#### Objective:
Go over the entries below line by line, copying each one that contains the word "text".

### Entries provided ###

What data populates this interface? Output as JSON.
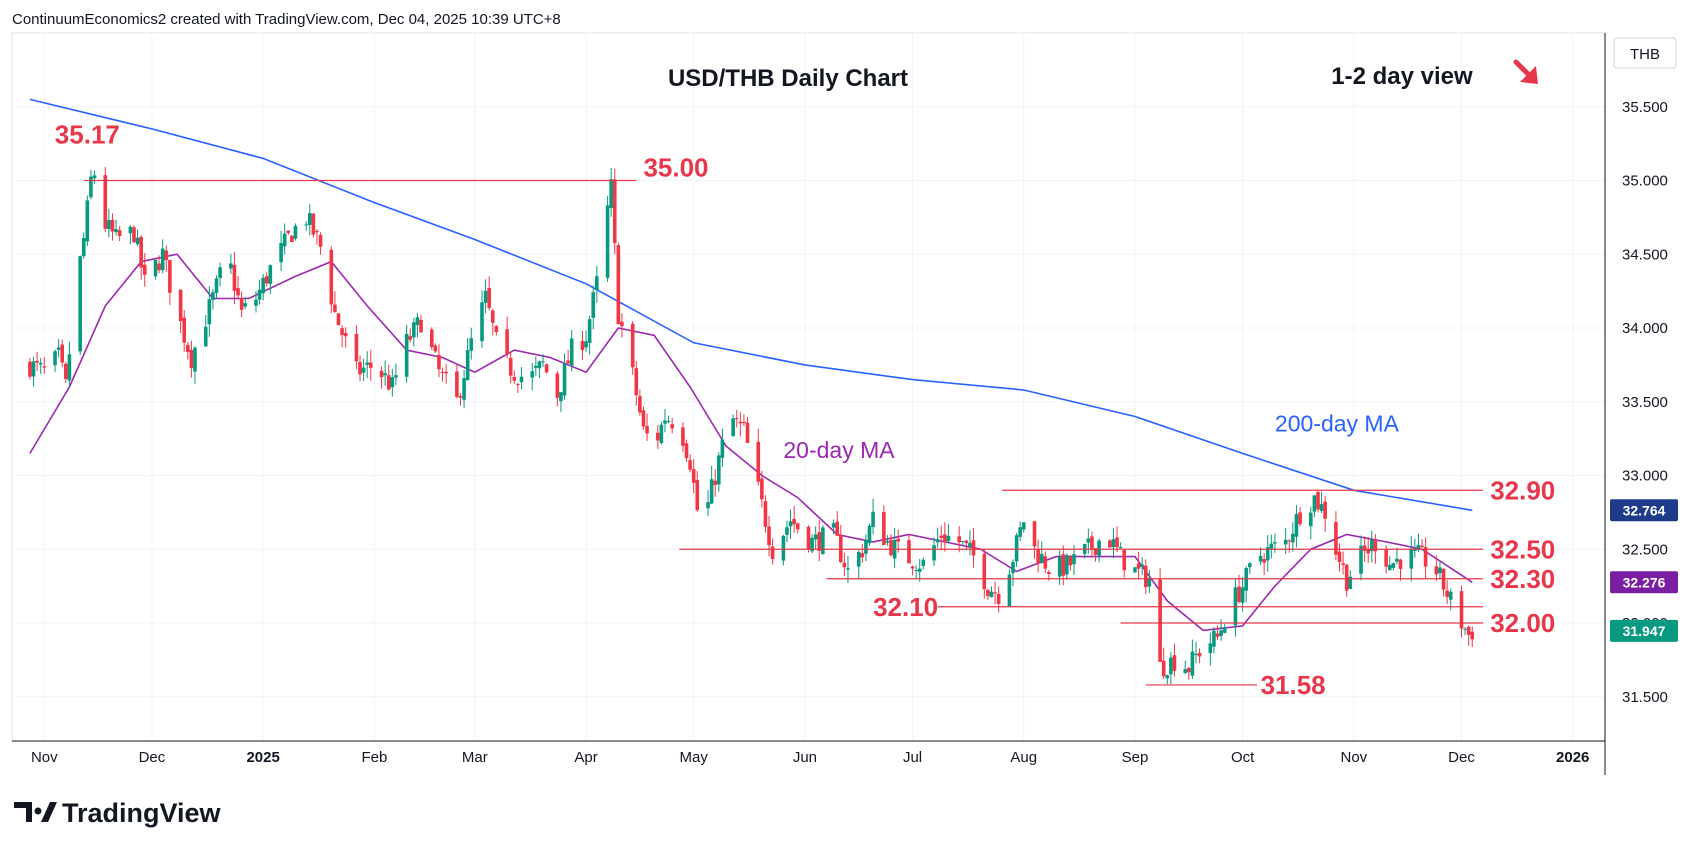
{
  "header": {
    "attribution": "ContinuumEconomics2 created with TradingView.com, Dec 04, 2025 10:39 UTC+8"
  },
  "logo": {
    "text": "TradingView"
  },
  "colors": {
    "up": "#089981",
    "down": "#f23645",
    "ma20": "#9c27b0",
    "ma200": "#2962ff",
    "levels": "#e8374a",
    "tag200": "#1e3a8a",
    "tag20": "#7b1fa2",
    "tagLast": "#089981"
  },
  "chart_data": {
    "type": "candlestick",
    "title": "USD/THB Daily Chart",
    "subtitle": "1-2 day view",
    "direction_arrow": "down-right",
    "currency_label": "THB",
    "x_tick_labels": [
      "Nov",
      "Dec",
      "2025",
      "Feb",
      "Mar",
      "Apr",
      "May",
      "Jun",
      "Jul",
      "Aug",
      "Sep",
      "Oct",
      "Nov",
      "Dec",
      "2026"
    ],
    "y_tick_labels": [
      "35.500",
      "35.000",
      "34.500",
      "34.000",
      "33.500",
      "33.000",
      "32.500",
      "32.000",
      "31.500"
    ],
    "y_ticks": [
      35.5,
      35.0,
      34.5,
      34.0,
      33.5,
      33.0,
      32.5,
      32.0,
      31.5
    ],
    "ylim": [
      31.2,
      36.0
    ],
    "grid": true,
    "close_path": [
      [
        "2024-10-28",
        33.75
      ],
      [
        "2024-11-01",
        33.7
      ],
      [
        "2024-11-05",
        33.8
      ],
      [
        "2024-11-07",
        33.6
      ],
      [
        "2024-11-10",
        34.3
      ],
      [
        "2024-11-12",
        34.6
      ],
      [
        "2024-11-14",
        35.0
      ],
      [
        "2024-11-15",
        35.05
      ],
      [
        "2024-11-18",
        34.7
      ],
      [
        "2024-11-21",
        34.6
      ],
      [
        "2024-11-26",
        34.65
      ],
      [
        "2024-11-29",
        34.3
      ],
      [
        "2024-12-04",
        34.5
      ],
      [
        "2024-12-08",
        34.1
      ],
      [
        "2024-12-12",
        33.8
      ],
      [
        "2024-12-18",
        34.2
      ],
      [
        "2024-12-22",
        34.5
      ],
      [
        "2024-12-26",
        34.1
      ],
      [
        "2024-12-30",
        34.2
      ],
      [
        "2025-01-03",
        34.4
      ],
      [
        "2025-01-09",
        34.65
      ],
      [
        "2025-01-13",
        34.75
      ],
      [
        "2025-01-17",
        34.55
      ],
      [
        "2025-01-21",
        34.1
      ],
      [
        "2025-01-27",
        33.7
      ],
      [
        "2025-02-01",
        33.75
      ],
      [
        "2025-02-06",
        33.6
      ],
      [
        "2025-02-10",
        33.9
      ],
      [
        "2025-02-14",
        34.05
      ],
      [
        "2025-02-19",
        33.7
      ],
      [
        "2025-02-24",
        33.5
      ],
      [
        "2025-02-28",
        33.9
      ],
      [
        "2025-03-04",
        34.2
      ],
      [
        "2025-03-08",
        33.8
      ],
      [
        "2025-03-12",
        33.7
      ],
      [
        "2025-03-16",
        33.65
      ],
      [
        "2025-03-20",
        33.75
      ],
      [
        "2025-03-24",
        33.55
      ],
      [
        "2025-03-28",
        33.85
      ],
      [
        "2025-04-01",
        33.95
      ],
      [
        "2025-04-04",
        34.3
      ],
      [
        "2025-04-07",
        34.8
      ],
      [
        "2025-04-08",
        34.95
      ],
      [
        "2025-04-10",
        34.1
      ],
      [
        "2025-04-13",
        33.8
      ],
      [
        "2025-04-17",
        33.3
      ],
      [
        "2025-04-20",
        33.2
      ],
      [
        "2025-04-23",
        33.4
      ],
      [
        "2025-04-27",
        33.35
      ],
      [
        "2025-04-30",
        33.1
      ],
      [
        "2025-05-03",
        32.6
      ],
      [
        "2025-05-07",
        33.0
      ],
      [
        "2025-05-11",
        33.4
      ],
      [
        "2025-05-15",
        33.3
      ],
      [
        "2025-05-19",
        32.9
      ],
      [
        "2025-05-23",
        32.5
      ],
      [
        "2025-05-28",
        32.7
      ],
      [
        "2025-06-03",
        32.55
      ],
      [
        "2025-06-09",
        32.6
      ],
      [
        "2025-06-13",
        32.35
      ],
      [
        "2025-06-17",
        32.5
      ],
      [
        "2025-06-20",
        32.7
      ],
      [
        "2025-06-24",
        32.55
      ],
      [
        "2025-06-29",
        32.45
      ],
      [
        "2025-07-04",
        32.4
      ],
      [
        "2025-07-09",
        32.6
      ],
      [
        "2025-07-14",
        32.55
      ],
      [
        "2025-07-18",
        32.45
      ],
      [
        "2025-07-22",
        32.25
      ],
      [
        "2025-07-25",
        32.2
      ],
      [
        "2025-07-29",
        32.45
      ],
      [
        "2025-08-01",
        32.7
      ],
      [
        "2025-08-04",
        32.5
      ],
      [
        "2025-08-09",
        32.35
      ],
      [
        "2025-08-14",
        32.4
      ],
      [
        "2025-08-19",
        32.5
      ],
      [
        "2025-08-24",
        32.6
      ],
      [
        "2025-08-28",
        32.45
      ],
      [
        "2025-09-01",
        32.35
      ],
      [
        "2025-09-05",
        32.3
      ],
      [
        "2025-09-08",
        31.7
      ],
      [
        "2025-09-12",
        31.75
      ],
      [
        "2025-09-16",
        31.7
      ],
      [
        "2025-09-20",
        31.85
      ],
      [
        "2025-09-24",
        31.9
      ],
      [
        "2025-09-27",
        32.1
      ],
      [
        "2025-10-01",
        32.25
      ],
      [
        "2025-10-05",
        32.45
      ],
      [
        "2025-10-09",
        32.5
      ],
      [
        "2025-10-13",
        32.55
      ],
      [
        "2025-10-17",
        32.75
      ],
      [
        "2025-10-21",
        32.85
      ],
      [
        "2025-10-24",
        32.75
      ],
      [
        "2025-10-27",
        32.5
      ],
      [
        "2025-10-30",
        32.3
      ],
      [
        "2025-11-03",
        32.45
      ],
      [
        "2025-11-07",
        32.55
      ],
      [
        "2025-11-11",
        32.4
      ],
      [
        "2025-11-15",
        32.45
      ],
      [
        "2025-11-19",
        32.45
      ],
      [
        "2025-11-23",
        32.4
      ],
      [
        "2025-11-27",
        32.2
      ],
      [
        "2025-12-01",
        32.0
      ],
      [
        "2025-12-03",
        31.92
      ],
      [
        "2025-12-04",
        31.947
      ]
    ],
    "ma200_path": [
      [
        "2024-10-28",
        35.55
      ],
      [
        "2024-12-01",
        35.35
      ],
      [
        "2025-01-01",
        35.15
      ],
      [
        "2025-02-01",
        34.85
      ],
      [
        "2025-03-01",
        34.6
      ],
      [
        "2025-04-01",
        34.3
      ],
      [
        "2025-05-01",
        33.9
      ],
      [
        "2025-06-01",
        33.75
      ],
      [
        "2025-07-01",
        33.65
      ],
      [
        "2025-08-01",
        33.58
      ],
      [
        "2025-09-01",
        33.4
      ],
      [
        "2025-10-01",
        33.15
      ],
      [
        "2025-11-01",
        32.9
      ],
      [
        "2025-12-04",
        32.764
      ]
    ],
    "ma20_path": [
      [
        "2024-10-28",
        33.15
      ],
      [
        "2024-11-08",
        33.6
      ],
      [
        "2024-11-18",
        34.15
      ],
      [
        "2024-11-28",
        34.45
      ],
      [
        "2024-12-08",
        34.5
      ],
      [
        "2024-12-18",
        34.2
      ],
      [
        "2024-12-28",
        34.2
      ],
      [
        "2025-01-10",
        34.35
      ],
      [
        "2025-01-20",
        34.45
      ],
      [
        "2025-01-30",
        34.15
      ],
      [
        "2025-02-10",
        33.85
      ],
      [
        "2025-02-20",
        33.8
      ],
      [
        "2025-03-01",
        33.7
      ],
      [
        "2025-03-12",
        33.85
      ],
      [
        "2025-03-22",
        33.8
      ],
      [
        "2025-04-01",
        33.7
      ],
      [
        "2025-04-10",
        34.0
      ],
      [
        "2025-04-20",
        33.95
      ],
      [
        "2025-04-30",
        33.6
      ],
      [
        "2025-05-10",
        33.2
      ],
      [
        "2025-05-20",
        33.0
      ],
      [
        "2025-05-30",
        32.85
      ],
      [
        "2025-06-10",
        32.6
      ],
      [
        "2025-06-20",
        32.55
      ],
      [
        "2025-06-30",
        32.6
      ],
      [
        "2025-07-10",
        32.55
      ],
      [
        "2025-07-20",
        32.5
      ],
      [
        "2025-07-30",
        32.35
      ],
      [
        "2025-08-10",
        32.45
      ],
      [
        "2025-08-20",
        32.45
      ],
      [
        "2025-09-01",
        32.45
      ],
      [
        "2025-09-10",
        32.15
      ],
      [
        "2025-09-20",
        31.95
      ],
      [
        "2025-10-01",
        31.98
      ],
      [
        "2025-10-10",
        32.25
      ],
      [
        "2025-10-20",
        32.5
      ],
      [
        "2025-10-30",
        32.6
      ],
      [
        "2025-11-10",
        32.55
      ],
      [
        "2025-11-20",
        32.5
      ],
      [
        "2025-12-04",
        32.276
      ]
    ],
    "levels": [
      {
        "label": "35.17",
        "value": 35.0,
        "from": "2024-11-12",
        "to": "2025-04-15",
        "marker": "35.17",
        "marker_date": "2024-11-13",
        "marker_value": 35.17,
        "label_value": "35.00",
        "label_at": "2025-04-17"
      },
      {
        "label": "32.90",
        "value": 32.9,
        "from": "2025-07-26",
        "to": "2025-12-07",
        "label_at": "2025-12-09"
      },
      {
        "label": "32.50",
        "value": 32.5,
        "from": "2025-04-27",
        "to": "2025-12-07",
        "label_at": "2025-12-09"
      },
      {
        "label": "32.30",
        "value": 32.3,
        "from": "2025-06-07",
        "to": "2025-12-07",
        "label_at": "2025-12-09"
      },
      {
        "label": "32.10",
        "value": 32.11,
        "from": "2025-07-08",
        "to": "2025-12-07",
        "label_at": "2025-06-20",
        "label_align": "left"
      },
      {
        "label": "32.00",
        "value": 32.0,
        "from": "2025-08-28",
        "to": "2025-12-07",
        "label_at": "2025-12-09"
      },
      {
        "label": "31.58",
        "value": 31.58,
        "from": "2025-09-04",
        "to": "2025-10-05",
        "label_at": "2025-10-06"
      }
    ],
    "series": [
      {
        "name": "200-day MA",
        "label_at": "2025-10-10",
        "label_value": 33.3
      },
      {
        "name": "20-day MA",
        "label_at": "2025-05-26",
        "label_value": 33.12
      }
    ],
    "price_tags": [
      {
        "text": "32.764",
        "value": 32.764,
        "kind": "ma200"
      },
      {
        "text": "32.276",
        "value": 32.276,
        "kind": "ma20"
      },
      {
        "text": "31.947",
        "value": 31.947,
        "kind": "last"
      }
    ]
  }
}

###

#### Worked solution:
    "text": "TradingView"
        "text": "32.764",
        "text": "32.276",
        "text": "31.947",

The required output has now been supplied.